= WHAT YOU WILL DO =
Every record should be written out exactly, with the pictures left out.

= INFORMATION SHOWN =
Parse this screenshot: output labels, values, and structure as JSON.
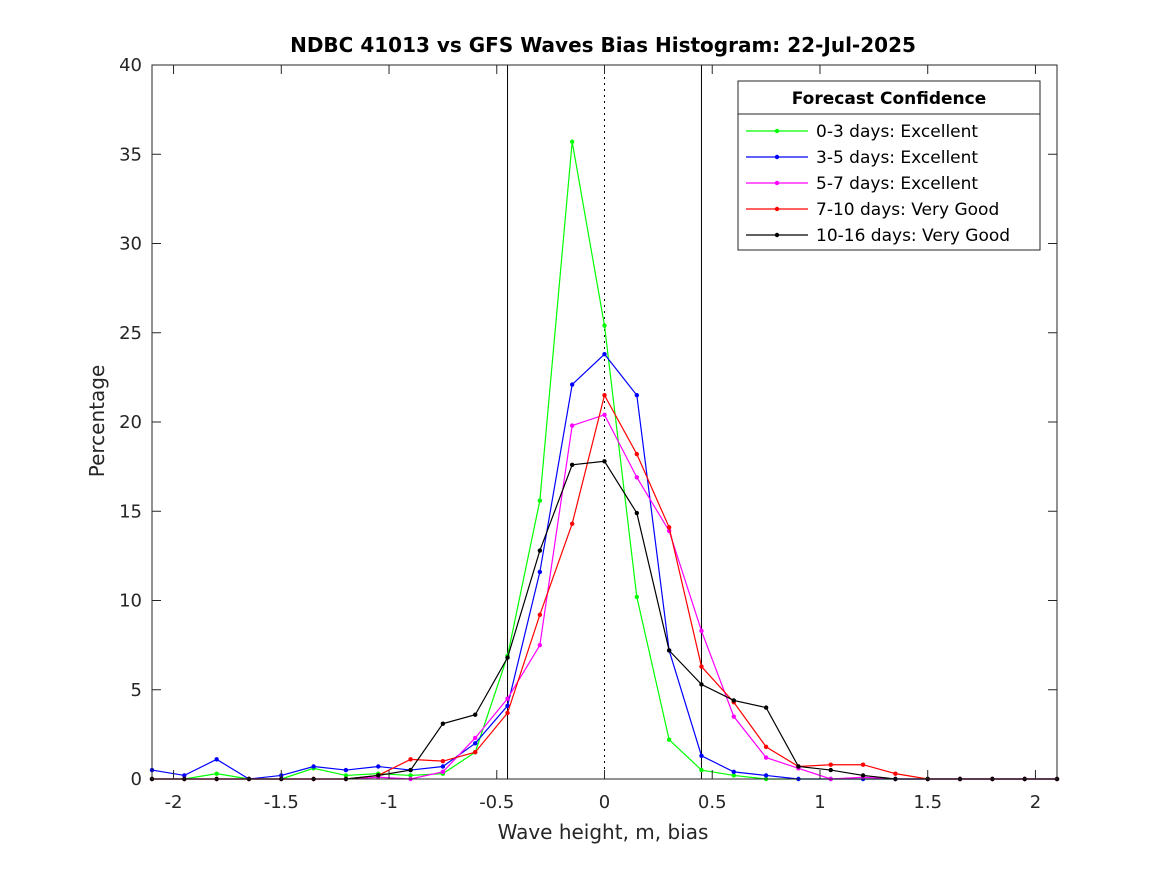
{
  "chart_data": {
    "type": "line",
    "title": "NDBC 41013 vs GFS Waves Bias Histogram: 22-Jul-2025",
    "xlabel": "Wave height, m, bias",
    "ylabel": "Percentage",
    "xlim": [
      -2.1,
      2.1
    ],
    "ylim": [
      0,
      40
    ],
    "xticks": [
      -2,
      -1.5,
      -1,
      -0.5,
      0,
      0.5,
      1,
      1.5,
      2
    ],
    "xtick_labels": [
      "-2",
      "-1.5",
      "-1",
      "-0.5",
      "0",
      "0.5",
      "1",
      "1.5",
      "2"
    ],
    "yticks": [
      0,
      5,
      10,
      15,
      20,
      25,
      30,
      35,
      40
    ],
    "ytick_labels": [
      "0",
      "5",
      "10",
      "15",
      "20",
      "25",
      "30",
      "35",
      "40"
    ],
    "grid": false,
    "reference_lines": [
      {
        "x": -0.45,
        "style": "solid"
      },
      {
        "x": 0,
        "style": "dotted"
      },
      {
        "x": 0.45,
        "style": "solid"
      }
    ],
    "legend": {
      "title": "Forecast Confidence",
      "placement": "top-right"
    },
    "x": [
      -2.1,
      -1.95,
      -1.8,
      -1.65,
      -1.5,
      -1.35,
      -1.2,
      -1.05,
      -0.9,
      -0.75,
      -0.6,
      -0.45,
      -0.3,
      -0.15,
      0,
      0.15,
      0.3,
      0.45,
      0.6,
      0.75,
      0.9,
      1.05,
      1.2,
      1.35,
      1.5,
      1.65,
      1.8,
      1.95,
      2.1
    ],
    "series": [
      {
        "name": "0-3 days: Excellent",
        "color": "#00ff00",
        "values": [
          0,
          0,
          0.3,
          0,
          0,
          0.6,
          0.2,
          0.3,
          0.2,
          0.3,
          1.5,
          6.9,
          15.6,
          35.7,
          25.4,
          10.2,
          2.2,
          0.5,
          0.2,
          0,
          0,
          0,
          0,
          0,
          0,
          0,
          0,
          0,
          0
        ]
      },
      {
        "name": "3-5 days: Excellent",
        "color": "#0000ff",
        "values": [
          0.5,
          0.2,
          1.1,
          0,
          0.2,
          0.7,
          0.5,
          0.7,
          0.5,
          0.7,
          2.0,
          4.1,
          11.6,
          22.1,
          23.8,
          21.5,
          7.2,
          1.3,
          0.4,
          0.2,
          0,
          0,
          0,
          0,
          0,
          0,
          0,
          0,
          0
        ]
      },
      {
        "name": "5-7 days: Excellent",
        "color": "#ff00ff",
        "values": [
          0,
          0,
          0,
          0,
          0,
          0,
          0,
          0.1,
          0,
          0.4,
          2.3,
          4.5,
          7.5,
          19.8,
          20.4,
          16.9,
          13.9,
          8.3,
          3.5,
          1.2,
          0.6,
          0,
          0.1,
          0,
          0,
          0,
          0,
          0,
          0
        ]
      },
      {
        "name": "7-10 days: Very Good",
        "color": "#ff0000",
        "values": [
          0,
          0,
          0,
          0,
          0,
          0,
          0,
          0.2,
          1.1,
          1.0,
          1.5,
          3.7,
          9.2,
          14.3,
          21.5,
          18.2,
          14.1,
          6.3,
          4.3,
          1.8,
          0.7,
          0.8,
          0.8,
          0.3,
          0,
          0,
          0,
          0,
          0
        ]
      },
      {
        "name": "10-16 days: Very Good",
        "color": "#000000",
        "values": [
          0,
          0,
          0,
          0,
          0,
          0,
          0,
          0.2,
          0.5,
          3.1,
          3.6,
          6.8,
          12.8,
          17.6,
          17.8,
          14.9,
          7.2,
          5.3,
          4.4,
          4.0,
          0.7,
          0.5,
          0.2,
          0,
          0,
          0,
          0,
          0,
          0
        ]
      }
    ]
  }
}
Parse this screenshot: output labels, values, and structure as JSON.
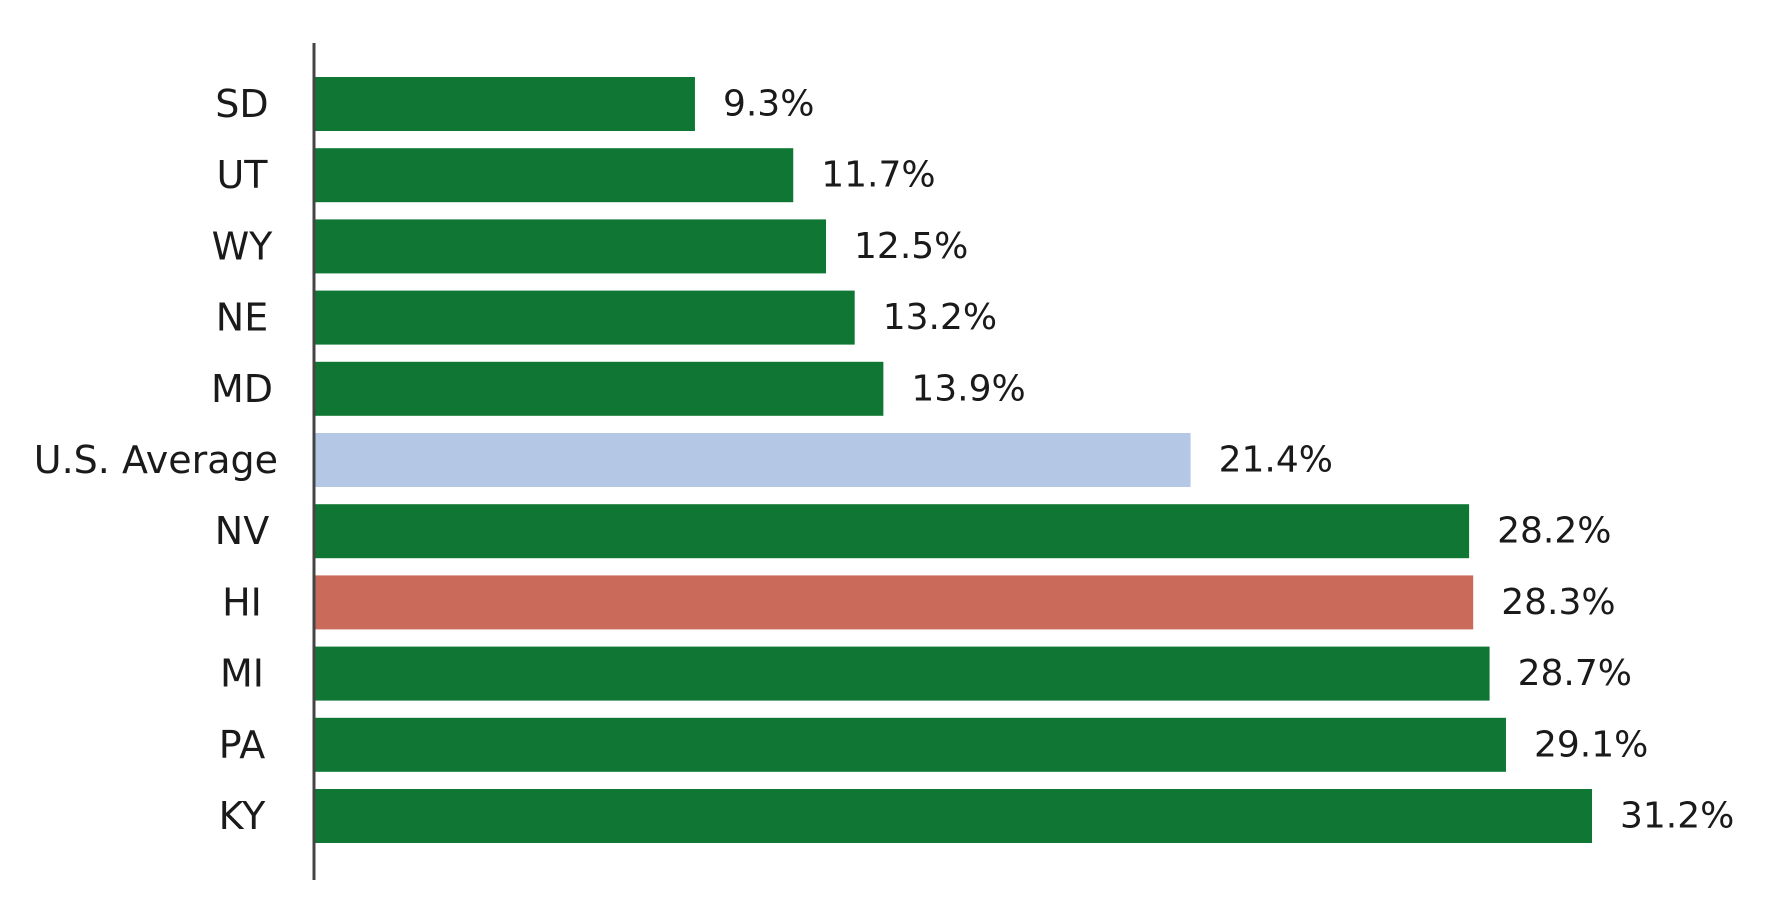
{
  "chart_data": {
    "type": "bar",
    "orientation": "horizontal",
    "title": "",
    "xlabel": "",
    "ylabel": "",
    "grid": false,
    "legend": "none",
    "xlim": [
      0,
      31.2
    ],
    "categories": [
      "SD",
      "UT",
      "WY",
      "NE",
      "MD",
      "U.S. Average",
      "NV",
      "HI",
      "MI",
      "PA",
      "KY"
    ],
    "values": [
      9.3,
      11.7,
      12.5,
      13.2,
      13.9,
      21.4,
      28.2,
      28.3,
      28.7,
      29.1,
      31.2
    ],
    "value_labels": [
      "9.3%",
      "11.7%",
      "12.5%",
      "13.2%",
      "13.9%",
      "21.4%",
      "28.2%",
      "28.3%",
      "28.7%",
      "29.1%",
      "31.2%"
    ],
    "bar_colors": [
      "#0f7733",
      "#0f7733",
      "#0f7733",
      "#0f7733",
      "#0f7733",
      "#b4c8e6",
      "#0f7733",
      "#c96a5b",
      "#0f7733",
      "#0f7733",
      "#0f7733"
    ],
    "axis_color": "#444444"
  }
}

= OUTPUT OF THE EXERCISE =
Parse this screenshot: output labels, values, and structure as JSON.
{
  "chart_data": {
    "type": "line",
    "title": "NDBC 41013 vs GFS Waves Bias Histogram: 22-Jul-2025",
    "xlabel": "Wave height, m, bias",
    "ylabel": "Percentage",
    "xlim": [
      -2.1,
      2.1
    ],
    "ylim": [
      0,
      40
    ],
    "xticks": [
      -2,
      -1.5,
      -1,
      -0.5,
      0,
      0.5,
      1,
      1.5,
      2
    ],
    "xtick_labels": [
      "-2",
      "-1.5",
      "-1",
      "-0.5",
      "0",
      "0.5",
      "1",
      "1.5",
      "2"
    ],
    "yticks": [
      0,
      5,
      10,
      15,
      20,
      25,
      30,
      35,
      40
    ],
    "ytick_labels": [
      "0",
      "5",
      "10",
      "15",
      "20",
      "25",
      "30",
      "35",
      "40"
    ],
    "grid": false,
    "reference_lines": [
      {
        "x": -0.45,
        "style": "solid"
      },
      {
        "x": 0,
        "style": "dotted"
      },
      {
        "x": 0.45,
        "style": "solid"
      }
    ],
    "legend": {
      "title": "Forecast Confidence",
      "placement": "top-right"
    },
    "x": [
      -2.1,
      -1.95,
      -1.8,
      -1.65,
      -1.5,
      -1.35,
      -1.2,
      -1.05,
      -0.9,
      -0.75,
      -0.6,
      -0.45,
      -0.3,
      -0.15,
      0,
      0.15,
      0.3,
      0.45,
      0.6,
      0.75,
      0.9,
      1.05,
      1.2,
      1.35,
      1.5,
      1.65,
      1.8,
      1.95,
      2.1
    ],
    "series": [
      {
        "name": "0-3 days: Excellent",
        "color": "#00ff00",
        "values": [
          0,
          0,
          0.3,
          0,
          0,
          0.6,
          0.2,
          0.3,
          0.2,
          0.3,
          1.5,
          6.9,
          15.6,
          35.7,
          25.4,
          10.2,
          2.2,
          0.5,
          0.2,
          0,
          0,
          0,
          0,
          0,
          0,
          0,
          0,
          0,
          0
        ]
      },
      {
        "name": "3-5 days: Excellent",
        "color": "#0000ff",
        "values": [
          0.5,
          0.2,
          1.1,
          0,
          0.2,
          0.7,
          0.5,
          0.7,
          0.5,
          0.7,
          2.0,
          4.1,
          11.6,
          22.1,
          23.8,
          21.5,
          7.2,
          1.3,
          0.4,
          0.2,
          0,
          0,
          0,
          0,
          0,
          0,
          0,
          0,
          0
        ]
      },
      {
        "name": "5-7 days: Excellent",
        "color": "#ff00ff",
        "values": [
          0,
          0,
          0,
          0,
          0,
          0,
          0,
          0.1,
          0,
          0.4,
          2.3,
          4.5,
          7.5,
          19.8,
          20.4,
          16.9,
          13.9,
          8.3,
          3.5,
          1.2,
          0.6,
          0,
          0.1,
          0,
          0,
          0,
          0,
          0,
          0
        ]
      },
      {
        "name": "7-10 days: Very Good",
        "color": "#ff0000",
        "values": [
          0,
          0,
          0,
          0,
          0,
          0,
          0,
          0.2,
          1.1,
          1.0,
          1.5,
          3.7,
          9.2,
          14.3,
          21.5,
          18.2,
          14.1,
          6.3,
          4.3,
          1.8,
          0.7,
          0.8,
          0.8,
          0.3,
          0,
          0,
          0,
          0,
          0
        ]
      },
      {
        "name": "10-16 days: Very Good",
        "color": "#000000",
        "values": [
          0,
          0,
          0,
          0,
          0,
          0,
          0,
          0.2,
          0.5,
          3.1,
          3.6,
          6.8,
          12.8,
          17.6,
          17.8,
          14.9,
          7.2,
          5.3,
          4.4,
          4.0,
          0.7,
          0.5,
          0.2,
          0,
          0,
          0,
          0,
          0,
          0
        ]
      }
    ]
  }
}
Parse this screenshot: output labels, values, and structure as JSON.
{
  "chart_data": {
    "type": "bar",
    "orientation": "horizontal",
    "title": "",
    "xlabel": "",
    "ylabel": "",
    "grid": false,
    "legend": "none",
    "xlim": [
      0,
      31.2
    ],
    "categories": [
      "SD",
      "UT",
      "WY",
      "NE",
      "MD",
      "U.S. Average",
      "NV",
      "HI",
      "MI",
      "PA",
      "KY"
    ],
    "values": [
      9.3,
      11.7,
      12.5,
      13.2,
      13.9,
      21.4,
      28.2,
      28.3,
      28.7,
      29.1,
      31.2
    ],
    "value_labels": [
      "9.3%",
      "11.7%",
      "12.5%",
      "13.2%",
      "13.9%",
      "21.4%",
      "28.2%",
      "28.3%",
      "28.7%",
      "29.1%",
      "31.2%"
    ],
    "bar_colors": [
      "#0f7733",
      "#0f7733",
      "#0f7733",
      "#0f7733",
      "#0f7733",
      "#b4c8e6",
      "#0f7733",
      "#c96a5b",
      "#0f7733",
      "#0f7733",
      "#0f7733"
    ],
    "axis_color": "#444444"
  }
}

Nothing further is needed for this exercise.